▶ [WHAT IS EXPECTED]:
From the entries below, list each line with "JSON".
=-=-=-=-=
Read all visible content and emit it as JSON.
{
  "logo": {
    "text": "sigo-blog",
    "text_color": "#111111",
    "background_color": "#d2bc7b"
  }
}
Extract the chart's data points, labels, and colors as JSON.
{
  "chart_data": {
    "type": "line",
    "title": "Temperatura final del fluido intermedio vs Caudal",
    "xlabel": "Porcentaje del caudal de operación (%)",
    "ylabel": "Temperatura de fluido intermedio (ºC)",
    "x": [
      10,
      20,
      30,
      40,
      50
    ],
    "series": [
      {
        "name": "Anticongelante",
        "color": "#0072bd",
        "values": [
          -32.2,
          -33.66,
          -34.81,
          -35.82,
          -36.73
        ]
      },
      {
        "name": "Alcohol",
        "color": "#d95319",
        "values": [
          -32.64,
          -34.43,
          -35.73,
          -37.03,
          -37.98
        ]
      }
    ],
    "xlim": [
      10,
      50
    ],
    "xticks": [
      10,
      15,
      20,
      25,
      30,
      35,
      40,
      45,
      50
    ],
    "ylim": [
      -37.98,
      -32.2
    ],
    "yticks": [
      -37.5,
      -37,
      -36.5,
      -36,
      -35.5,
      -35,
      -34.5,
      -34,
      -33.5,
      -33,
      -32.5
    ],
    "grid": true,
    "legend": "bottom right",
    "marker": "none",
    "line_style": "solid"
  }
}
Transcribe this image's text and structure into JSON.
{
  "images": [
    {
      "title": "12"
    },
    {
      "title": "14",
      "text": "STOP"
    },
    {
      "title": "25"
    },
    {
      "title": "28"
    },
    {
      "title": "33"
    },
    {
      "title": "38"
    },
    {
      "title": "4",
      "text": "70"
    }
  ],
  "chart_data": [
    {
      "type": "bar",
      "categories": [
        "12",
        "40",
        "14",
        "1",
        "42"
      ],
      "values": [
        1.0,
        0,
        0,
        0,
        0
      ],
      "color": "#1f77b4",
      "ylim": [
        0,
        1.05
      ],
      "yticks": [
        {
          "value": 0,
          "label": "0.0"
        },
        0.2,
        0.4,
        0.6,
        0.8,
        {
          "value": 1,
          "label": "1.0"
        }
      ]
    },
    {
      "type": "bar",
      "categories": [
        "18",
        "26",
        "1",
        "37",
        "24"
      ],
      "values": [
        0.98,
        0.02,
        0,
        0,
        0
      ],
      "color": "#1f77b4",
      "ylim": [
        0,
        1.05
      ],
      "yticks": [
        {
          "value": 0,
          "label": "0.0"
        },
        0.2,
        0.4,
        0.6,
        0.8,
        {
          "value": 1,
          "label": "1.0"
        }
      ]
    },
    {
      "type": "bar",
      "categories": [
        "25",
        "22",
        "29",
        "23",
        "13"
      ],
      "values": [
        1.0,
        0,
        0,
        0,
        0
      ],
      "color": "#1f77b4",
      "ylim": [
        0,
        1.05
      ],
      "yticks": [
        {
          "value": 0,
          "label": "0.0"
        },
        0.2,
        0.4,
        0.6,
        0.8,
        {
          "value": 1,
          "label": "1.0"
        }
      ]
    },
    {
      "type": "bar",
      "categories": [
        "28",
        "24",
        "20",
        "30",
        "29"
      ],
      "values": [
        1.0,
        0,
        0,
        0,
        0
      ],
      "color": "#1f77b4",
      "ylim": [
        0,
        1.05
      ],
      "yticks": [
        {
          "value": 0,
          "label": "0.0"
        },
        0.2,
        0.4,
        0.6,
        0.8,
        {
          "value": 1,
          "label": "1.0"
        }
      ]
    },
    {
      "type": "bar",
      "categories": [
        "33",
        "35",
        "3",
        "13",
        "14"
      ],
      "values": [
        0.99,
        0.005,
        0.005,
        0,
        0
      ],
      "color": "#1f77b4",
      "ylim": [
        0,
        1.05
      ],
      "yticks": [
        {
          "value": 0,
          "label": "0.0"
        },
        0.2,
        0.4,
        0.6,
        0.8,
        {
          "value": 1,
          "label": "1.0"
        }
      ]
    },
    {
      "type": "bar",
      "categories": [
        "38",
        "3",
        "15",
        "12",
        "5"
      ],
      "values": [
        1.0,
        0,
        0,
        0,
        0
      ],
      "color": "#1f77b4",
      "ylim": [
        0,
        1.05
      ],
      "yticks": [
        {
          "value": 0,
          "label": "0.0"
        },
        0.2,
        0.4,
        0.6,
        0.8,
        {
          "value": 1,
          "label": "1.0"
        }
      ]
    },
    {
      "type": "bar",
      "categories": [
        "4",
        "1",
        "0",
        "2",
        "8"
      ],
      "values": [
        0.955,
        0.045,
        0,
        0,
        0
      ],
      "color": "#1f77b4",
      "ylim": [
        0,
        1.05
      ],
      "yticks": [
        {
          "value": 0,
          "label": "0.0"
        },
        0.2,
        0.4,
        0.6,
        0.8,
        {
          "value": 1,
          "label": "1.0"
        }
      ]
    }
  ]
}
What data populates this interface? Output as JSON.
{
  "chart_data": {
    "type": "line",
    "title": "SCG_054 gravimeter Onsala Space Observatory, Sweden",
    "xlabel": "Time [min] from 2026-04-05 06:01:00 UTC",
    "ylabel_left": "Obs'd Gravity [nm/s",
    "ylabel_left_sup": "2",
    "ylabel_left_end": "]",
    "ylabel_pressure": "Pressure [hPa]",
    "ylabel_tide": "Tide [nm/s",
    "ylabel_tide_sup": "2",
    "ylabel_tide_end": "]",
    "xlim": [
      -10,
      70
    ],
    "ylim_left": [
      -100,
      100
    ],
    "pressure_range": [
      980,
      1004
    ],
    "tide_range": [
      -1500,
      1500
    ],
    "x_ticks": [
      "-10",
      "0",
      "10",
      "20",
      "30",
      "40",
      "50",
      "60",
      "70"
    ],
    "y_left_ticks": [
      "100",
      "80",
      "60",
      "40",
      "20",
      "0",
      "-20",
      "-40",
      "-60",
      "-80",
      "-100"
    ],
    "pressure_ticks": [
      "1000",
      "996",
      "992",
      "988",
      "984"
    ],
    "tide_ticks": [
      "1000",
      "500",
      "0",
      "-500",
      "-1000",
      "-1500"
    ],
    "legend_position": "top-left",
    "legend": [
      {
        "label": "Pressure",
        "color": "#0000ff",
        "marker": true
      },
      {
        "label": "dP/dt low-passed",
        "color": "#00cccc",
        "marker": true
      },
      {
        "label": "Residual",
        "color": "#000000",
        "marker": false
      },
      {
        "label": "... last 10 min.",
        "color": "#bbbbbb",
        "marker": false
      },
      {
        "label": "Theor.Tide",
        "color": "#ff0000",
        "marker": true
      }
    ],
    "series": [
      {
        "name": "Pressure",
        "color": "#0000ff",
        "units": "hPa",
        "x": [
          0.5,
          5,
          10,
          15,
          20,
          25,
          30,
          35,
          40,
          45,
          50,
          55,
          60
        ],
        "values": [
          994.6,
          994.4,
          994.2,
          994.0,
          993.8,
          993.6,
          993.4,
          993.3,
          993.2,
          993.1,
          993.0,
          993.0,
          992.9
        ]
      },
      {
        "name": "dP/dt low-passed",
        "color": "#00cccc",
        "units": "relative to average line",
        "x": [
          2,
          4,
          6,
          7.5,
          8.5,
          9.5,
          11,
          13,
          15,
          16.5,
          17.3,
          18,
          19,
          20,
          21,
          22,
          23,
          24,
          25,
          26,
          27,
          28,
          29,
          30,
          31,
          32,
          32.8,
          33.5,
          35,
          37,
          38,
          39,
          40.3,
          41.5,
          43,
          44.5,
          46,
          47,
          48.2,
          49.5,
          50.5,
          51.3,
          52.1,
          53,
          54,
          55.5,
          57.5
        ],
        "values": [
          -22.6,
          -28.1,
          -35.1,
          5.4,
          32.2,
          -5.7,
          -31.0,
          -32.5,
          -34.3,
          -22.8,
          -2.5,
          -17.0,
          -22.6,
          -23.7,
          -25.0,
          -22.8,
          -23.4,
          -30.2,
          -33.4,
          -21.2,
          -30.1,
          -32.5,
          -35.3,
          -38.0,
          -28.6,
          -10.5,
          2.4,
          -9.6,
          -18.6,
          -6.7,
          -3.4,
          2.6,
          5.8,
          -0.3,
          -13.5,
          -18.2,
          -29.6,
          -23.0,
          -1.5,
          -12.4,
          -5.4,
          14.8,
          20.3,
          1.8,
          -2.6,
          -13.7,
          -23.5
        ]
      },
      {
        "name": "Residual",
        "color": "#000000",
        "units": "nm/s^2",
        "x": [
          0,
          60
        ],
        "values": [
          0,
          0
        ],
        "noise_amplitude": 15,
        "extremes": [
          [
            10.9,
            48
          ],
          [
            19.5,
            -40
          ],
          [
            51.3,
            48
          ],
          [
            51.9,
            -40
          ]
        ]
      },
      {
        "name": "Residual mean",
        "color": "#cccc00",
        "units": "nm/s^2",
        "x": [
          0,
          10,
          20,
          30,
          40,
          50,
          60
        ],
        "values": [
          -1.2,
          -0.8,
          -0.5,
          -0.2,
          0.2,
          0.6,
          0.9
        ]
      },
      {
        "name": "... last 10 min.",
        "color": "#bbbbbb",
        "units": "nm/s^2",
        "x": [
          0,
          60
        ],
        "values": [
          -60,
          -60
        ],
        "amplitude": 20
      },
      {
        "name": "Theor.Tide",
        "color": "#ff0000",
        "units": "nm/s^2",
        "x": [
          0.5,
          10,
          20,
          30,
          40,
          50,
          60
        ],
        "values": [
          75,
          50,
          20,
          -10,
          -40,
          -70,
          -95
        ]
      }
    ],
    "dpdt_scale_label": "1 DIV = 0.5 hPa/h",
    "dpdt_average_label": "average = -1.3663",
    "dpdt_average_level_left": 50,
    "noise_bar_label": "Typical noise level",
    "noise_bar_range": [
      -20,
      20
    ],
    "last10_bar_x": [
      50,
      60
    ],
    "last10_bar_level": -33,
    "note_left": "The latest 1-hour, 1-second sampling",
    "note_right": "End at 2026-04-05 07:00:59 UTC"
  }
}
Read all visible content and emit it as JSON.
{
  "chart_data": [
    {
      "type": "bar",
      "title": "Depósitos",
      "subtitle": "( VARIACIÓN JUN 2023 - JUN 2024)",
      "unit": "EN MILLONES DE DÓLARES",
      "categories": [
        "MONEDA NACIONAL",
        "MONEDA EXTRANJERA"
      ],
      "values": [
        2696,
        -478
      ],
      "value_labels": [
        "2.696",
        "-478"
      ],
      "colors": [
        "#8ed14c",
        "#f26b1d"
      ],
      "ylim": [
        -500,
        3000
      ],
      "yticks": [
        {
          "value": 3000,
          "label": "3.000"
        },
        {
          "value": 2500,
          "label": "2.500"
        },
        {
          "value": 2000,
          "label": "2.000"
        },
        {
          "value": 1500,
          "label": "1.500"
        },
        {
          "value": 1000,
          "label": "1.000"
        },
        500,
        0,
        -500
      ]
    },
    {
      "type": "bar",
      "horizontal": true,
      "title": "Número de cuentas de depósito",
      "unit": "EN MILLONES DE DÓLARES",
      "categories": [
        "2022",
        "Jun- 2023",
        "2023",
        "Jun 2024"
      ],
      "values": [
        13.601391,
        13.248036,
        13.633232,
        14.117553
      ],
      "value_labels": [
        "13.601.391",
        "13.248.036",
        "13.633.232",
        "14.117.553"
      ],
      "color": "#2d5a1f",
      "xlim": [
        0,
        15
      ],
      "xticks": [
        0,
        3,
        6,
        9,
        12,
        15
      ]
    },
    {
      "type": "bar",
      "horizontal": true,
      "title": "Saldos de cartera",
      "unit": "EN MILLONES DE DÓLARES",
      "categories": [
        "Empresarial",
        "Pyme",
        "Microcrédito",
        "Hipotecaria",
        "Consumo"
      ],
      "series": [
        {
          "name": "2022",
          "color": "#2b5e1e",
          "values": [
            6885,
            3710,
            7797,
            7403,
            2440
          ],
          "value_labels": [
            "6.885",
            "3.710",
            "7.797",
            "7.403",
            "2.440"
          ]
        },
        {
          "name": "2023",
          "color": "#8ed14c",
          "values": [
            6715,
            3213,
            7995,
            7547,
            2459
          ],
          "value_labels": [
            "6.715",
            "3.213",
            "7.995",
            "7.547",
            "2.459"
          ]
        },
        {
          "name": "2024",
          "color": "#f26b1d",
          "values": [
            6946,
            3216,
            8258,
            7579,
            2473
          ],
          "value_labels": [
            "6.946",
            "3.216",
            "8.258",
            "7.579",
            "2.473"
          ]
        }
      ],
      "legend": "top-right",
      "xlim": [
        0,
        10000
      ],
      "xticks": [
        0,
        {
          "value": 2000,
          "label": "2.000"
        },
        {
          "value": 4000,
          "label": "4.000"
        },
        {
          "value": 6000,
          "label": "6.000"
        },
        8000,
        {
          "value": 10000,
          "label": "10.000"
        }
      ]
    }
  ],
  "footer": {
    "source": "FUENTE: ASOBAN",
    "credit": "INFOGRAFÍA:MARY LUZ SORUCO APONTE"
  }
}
=-=-=-=-=
▶ [EXPECTED OUTPUT]:
Read all visible content and emit it as JSON.
Extract the chart's data points, labels, and colors as JSON.
Transcribe this image's text and structure into JSON.
What data populates this interface? Output as JSON.
Read all visible content and emit it as JSON.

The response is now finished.